*Problem statement*:
Rewrite the lines of every entry with each "snippet-line" changed to "text-line", leaving everything else as it is. Omit the pictures from your answer.

[start]

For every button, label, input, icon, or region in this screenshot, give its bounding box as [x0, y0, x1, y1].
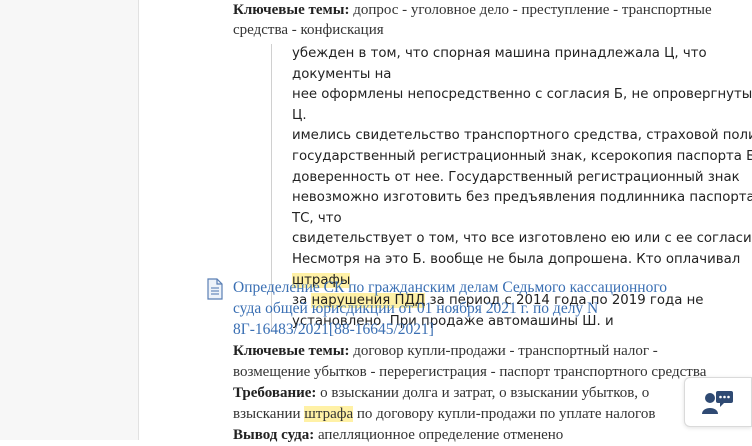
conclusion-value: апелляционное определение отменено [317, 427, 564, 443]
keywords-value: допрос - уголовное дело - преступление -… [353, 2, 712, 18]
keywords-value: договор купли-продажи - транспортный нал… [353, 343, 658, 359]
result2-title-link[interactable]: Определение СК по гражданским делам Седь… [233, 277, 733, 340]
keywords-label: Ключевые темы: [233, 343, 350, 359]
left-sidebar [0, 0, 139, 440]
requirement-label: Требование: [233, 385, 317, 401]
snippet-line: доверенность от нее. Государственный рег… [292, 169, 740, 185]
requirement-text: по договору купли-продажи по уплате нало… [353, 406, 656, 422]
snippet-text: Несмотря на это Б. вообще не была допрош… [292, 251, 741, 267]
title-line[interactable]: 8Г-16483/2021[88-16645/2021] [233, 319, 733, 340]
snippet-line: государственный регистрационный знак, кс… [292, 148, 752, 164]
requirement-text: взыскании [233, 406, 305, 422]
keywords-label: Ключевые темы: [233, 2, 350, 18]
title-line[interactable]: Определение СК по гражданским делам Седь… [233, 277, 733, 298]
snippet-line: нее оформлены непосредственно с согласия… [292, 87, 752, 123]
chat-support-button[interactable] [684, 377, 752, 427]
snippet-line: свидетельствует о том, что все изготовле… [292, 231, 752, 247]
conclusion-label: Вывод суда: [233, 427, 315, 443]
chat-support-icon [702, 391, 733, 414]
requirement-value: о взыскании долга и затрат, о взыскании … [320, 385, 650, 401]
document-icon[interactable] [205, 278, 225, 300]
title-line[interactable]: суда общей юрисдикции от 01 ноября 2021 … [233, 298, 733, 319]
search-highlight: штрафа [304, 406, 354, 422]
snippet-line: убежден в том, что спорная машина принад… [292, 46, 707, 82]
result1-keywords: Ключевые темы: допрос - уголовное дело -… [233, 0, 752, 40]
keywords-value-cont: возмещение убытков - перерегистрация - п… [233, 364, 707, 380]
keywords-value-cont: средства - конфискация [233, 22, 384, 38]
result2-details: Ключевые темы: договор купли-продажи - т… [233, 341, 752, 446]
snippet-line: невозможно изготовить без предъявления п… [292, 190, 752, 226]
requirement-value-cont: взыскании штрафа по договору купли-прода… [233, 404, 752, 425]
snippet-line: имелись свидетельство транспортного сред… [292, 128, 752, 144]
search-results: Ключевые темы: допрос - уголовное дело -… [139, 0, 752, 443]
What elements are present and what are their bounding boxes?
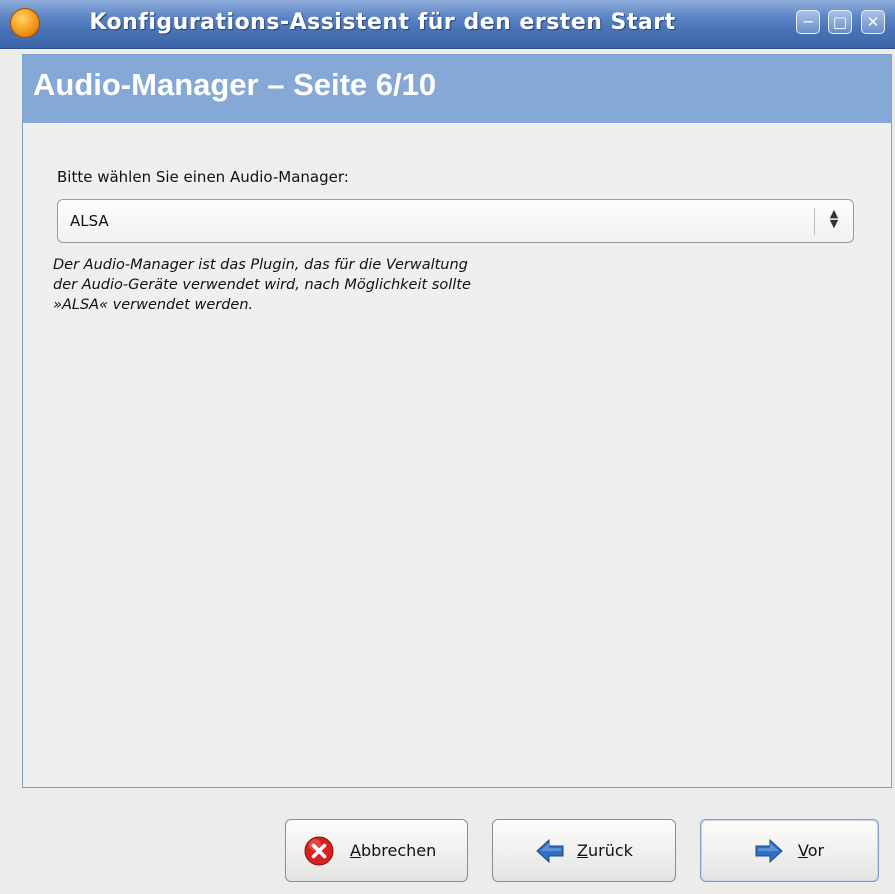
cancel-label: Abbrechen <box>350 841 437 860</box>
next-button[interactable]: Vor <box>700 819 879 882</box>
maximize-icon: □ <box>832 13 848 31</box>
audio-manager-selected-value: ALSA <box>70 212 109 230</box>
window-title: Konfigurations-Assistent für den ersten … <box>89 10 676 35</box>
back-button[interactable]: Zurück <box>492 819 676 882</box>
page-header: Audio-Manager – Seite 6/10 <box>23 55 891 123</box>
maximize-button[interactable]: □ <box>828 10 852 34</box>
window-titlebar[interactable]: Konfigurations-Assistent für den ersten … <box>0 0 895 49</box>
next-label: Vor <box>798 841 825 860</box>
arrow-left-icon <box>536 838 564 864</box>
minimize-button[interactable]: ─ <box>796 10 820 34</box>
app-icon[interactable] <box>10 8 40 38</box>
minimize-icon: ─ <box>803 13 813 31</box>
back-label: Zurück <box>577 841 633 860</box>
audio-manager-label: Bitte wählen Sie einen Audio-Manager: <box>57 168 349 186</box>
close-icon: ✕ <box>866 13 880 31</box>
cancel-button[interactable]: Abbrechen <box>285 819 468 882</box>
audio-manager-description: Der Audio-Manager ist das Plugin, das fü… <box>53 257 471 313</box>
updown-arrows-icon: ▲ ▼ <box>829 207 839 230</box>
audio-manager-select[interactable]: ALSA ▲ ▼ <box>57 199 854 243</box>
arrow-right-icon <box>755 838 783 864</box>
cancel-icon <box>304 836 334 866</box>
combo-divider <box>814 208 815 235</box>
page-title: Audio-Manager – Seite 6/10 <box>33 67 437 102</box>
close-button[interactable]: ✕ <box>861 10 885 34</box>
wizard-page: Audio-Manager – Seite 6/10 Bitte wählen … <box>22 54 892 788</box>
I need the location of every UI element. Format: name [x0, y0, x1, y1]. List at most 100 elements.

[end]

*In response*:
For every button, label, input, icon, or region in this screenshot, give its bounding box as [x0, y0, x1, y1].
conclusion-value: апелляционное определение отменено [317, 427, 564, 443]
keywords-value: допрос - уголовное дело - преступление -… [353, 2, 712, 18]
keywords-value: договор купли-продажи - транспортный нал… [353, 343, 658, 359]
result2-title-link[interactable]: Определение СК по гражданским делам Седь… [233, 277, 733, 340]
keywords-label: Ключевые темы: [233, 343, 350, 359]
left-sidebar [0, 0, 139, 440]
requirement-label: Требование: [233, 385, 317, 401]
text-line: доверенность от нее. Государственный рег… [292, 169, 740, 185]
requirement-text: по договору купли-продажи по уплате нало… [353, 406, 656, 422]
snippet-text: Несмотря на это Б. вообще не была допрош… [292, 251, 741, 267]
title-line[interactable]: 8Г-16483/2021[88-16645/2021] [233, 319, 733, 340]
text-line: государственный регистрационный знак, кс… [292, 148, 752, 164]
requirement-text: взыскании [233, 406, 305, 422]
keywords-label: Ключевые темы: [233, 2, 350, 18]
title-line[interactable]: Определение СК по гражданским делам Седь… [233, 277, 733, 298]
text-line: нее оформлены непосредственно с согласия… [292, 87, 752, 123]
chat-support-button[interactable] [684, 377, 752, 427]
text-line: свидетельствует о том, что все изготовле… [292, 231, 752, 247]
conclusion-label: Вывод суда: [233, 427, 315, 443]
chat-support-icon [702, 391, 733, 414]
requirement-value: о взыскании долга и затрат, о взыскании … [320, 385, 650, 401]
document-icon[interactable] [205, 278, 225, 300]
title-line[interactable]: суда общей юрисдикции от 01 ноября 2021 … [233, 298, 733, 319]
search-highlight: штрафа [304, 406, 354, 422]
text-line: убежден в том, что спорная машина принад… [292, 46, 707, 82]
result1-keywords: Ключевые темы: допрос - уголовное дело -… [233, 0, 752, 40]
keywords-value-cont: возмещение убытков - перерегистрация - п… [233, 364, 707, 380]
keywords-value-cont: средства - конфискация [233, 22, 384, 38]
result2-details: Ключевые темы: договор купли-продажи - т… [233, 341, 752, 446]
text-line: невозможно изготовить без предъявления п… [292, 190, 752, 226]
requirement-value-cont: взыскании штрафа по договору купли-прода… [233, 404, 752, 425]
text-line: имелись свидетельство транспортного сред… [292, 128, 752, 144]
search-results: Ключевые темы: допрос - уголовное дело -… [139, 0, 752, 443]
What elements are present and what are their bounding boxes?
cancel-label: Abbrechen <box>350 841 437 860</box>
next-button[interactable]: Vor <box>700 819 879 882</box>
maximize-icon: □ <box>832 13 848 31</box>
audio-manager-selected-value: ALSA <box>70 212 109 230</box>
window-title: Konfigurations-Assistent für den ersten … <box>89 10 676 35</box>
back-button[interactable]: Zurück <box>492 819 676 882</box>
page-header: Audio-Manager – Seite 6/10 <box>23 55 891 123</box>
maximize-button[interactable]: □ <box>828 10 852 34</box>
window-titlebar[interactable]: Konfigurations-Assistent für den ersten … <box>0 0 895 49</box>
next-label: Vor <box>798 841 825 860</box>
arrow-left-icon <box>536 838 564 864</box>
minimize-button[interactable]: ─ <box>796 10 820 34</box>
app-icon[interactable] <box>10 8 40 38</box>
minimize-icon: ─ <box>803 13 813 31</box>
back-label: Zurück <box>577 841 633 860</box>
audio-manager-label: Bitte wählen Sie einen Audio-Manager: <box>57 168 349 186</box>
close-icon: ✕ <box>866 13 880 31</box>
cancel-button[interactable]: Abbrechen <box>285 819 468 882</box>
audio-manager-description: Der Audio-Manager ist das Plugin, das fü… <box>53 257 471 313</box>
updown-arrows-icon: ▲ ▼ <box>829 207 839 230</box>
audio-manager-select[interactable]: ALSA ▲ ▼ <box>57 199 854 243</box>
arrow-right-icon <box>755 838 783 864</box>
cancel-icon <box>304 836 334 866</box>
combo-divider <box>814 208 815 235</box>
page-title: Audio-Manager – Seite 6/10 <box>33 67 437 102</box>
close-button[interactable]: ✕ <box>861 10 885 34</box>
wizard-page: Audio-Manager – Seite 6/10 Bitte wählen … <box>22 54 892 788</box>
I need the location of every UI element. Format: name [x0, y0, x1, y1]. List at most 100 elements.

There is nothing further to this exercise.